From the entries below, please gather each line containing the string "structured".

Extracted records
========================================
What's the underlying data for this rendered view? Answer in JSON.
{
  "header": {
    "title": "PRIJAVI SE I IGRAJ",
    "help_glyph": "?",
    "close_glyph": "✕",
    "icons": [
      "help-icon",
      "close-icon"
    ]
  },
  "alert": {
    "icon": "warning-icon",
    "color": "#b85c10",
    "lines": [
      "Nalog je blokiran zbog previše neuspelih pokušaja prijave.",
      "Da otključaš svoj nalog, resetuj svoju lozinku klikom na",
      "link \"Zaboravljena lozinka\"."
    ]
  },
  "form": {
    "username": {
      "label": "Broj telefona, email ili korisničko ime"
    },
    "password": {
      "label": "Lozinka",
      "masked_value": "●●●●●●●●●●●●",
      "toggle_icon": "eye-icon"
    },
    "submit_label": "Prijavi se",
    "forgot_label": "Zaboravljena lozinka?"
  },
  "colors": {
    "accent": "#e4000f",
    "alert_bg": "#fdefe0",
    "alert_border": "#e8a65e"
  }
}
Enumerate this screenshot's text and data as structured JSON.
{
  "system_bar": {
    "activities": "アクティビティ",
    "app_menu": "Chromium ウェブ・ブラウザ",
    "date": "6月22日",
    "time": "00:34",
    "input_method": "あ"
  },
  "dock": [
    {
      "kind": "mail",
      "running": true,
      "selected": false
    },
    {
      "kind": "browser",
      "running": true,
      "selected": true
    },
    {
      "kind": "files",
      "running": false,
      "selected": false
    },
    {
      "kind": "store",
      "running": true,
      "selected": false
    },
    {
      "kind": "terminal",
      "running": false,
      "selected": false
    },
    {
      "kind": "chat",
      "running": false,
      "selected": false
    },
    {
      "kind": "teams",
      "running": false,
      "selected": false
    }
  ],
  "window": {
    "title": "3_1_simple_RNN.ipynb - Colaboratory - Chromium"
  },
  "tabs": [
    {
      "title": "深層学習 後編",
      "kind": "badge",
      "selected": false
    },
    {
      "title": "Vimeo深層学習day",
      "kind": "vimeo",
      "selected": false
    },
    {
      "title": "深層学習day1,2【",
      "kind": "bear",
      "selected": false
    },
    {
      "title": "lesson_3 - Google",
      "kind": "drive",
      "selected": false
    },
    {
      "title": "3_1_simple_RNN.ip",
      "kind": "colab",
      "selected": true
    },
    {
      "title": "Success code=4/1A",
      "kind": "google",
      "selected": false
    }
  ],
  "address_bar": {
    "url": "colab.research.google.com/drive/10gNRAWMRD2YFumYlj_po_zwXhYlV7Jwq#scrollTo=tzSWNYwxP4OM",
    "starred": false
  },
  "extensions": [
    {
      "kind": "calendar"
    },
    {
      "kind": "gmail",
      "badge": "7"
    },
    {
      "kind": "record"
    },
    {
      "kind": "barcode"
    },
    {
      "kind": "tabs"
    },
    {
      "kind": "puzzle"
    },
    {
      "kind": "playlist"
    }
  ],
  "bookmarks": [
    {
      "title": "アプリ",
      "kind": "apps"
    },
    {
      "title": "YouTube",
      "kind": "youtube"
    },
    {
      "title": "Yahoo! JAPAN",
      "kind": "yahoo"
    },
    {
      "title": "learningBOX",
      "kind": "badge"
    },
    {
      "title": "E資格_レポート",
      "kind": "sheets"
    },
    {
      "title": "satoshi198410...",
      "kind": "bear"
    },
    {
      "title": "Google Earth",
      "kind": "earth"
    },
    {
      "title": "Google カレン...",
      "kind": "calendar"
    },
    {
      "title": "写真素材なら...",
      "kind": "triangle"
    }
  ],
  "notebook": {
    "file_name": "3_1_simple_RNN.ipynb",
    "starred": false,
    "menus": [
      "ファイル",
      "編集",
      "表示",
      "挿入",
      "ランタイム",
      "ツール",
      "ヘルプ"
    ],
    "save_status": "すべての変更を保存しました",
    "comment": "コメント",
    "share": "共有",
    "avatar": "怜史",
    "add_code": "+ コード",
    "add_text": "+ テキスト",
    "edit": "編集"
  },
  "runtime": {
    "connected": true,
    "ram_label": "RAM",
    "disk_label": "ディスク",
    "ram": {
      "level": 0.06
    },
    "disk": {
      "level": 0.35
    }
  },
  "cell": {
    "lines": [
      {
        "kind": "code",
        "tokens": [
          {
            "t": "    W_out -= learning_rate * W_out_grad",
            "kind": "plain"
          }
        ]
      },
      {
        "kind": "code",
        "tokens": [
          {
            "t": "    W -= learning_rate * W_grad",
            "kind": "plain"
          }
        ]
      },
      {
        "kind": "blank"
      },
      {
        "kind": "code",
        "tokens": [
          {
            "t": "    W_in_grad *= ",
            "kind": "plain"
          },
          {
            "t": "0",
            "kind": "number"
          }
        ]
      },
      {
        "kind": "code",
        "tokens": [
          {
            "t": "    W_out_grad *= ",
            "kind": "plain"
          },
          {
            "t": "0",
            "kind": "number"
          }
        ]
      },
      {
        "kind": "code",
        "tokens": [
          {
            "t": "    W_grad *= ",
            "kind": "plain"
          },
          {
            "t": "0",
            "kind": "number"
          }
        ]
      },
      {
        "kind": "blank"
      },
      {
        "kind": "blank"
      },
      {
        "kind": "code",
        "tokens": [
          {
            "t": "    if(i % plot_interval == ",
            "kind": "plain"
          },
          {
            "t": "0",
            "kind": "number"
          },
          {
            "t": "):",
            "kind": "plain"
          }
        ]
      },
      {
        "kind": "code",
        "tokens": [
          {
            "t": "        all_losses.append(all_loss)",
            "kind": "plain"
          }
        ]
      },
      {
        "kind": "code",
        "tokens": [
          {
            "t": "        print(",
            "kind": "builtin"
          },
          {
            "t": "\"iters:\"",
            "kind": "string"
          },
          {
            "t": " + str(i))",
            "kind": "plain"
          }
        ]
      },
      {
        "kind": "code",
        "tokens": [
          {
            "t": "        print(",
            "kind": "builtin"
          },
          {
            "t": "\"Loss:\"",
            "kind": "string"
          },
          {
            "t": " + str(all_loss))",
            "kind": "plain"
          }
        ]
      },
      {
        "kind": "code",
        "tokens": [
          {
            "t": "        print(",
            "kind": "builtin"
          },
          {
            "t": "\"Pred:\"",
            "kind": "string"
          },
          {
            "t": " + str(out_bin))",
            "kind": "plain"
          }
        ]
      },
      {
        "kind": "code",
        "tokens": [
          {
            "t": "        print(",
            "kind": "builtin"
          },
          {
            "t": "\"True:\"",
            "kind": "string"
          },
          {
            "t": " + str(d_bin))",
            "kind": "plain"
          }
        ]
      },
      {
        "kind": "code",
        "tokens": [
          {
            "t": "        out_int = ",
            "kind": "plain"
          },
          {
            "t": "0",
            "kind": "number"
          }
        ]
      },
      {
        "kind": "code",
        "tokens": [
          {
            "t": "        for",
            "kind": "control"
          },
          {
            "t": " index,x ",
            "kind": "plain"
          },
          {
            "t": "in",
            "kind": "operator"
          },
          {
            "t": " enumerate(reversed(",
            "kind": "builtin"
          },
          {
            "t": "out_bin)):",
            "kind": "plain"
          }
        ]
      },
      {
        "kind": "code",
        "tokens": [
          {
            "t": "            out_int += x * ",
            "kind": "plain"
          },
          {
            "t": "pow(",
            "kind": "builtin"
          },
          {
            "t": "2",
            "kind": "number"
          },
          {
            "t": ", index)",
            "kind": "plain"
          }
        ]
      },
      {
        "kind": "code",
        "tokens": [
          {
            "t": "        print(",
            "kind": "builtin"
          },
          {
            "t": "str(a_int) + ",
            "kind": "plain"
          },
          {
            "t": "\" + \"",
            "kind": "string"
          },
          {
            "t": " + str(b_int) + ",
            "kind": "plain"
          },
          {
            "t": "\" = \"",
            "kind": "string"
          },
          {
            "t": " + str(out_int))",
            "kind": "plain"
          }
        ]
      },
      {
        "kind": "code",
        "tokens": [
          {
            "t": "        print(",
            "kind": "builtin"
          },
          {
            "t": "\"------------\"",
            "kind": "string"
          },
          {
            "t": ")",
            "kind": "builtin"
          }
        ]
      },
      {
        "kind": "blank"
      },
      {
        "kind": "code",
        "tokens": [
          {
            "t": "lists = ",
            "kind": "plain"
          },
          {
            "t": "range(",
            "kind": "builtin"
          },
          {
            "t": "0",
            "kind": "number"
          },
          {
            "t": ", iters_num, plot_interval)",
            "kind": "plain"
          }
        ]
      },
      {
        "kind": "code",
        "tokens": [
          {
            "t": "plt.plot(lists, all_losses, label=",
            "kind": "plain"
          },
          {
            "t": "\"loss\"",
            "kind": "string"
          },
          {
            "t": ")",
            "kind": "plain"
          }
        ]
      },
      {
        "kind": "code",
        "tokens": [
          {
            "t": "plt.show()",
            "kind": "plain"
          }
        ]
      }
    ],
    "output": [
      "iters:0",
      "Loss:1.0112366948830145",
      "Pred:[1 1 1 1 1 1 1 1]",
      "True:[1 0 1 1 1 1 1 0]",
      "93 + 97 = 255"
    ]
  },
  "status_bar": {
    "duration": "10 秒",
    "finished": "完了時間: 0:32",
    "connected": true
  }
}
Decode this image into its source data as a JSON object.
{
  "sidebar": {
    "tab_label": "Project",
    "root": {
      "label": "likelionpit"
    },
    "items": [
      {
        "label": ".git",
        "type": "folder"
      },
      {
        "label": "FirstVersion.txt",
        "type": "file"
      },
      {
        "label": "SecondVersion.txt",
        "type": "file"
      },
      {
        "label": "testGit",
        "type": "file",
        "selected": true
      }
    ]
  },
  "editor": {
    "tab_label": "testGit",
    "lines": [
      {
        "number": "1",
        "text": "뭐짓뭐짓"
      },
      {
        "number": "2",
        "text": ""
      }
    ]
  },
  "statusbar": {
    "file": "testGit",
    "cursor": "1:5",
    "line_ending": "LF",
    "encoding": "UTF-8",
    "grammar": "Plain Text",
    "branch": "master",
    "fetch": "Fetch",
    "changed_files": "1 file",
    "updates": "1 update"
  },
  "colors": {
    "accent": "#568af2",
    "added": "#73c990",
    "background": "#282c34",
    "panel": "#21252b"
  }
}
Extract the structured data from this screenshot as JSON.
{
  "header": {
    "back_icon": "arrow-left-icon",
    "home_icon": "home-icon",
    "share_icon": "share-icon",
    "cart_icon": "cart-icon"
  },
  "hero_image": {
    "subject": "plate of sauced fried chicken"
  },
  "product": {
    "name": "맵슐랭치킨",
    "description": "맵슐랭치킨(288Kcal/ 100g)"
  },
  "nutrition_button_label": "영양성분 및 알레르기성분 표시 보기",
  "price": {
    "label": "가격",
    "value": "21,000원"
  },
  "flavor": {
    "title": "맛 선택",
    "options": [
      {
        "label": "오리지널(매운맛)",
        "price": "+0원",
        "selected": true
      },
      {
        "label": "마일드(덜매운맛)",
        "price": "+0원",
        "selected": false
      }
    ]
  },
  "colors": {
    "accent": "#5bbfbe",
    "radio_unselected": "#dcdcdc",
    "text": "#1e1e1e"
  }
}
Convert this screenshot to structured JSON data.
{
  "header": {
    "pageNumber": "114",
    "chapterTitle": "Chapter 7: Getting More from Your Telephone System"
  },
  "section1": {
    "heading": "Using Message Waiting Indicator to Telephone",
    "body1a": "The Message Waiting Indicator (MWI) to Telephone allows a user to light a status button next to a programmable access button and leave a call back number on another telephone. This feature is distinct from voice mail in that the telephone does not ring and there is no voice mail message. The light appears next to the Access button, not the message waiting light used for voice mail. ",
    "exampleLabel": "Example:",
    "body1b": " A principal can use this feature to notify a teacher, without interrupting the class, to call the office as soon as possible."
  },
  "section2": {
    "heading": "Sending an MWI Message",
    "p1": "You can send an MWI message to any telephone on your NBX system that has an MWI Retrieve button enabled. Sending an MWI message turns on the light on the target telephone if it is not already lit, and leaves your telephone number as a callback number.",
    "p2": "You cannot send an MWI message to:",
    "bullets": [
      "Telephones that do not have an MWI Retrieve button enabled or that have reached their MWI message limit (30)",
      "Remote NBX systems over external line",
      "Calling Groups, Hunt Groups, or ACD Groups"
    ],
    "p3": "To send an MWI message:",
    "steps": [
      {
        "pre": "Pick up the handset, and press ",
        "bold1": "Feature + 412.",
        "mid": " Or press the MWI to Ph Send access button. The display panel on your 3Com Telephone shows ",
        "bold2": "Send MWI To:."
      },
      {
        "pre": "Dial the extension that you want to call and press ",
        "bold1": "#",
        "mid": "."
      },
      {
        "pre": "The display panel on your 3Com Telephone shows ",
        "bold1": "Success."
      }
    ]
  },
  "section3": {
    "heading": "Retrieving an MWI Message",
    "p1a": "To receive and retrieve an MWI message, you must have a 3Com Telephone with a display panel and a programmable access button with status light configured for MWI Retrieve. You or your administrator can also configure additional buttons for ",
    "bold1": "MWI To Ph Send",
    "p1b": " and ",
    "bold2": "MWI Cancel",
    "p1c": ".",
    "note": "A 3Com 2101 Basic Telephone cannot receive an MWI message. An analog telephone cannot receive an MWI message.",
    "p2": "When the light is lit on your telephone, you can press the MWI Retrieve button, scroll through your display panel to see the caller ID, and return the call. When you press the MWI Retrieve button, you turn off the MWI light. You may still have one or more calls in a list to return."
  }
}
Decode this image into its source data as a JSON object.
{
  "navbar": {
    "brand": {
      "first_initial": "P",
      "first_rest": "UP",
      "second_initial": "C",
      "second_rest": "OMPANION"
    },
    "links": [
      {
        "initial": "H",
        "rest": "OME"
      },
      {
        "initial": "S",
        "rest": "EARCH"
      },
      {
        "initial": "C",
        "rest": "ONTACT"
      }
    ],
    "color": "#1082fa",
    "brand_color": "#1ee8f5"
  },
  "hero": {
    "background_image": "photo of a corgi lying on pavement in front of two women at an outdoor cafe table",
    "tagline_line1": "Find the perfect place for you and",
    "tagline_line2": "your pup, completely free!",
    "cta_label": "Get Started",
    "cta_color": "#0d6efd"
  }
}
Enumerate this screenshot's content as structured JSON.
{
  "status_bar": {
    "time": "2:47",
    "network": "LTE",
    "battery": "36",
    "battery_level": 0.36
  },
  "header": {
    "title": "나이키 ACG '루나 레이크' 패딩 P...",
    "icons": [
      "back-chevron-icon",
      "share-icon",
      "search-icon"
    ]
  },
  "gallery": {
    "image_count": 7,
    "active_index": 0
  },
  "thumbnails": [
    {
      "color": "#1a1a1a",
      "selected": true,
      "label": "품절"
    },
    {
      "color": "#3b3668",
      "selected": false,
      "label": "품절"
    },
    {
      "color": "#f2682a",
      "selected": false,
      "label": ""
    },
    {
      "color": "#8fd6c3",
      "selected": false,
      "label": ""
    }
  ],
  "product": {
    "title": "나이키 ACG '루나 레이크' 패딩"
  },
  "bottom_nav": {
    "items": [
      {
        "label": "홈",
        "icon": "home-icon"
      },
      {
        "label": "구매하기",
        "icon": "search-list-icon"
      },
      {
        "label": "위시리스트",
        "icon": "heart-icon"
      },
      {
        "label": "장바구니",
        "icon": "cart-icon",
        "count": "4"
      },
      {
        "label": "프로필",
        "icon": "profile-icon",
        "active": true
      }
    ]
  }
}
========================================
RESULT:
Enumerate this screenshot's text and data as structured JSON.
Extract the structured data from this screenshot as JSON.
Convert this screenshot to structured JSON data.
Enumerate this screenshot's content as structured JSON.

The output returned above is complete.